→ **Given exercise**:
Pull out every line below holding the word "срока".

***** Data to process *****

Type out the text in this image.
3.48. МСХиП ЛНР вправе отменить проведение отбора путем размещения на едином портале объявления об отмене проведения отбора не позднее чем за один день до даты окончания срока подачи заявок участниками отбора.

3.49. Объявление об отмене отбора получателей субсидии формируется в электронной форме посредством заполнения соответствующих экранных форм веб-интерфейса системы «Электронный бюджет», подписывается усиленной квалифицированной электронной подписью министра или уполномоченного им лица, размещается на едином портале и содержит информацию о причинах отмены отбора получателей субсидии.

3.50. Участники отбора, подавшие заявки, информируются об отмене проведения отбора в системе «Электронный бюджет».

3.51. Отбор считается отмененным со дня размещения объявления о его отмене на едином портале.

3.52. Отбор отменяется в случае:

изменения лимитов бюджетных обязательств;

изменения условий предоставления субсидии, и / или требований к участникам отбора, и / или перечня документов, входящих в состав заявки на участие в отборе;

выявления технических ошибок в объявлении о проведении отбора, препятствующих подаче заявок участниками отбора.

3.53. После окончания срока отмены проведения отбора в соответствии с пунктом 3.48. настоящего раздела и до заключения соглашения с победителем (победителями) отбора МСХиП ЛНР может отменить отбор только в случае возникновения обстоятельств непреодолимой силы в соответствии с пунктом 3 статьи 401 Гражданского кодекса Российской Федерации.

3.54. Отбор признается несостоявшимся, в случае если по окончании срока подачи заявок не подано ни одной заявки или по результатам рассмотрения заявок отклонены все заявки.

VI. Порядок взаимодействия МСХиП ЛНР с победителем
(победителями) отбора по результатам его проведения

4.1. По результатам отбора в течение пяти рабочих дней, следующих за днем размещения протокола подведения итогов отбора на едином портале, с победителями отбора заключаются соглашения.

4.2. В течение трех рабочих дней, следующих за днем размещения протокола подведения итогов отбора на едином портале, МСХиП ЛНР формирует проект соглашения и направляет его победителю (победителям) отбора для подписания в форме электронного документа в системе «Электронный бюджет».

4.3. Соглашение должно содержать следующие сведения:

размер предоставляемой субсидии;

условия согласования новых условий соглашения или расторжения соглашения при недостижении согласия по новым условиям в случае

*****

→ **Exercise output**:
3.48. МСХиП ЛНР вправе отменить проведение отбора путем размещения на едином портале объявления об отмене проведения отбора не позднее чем за один день до даты окончания срока подачи заявок участниками отбора.
3.53. После окончания срока отмены проведения отбора в соответствии с пунктом 3.48. настоящего раздела и до заключения соглашения с победителем (победителями) отбора МСХиП ЛНР может отменить отбор только в случае возникновения обстоятельств непреодолимой силы в соответствии с пунктом 3 статьи 401 Гражданского кодекса Российской Федерации.
3.54. Отбор признается несостоявшимся, в случае если по окончании срока подачи заявок не подано ни одной заявки или по результатам рассмотрения заявок отклонены все заявки.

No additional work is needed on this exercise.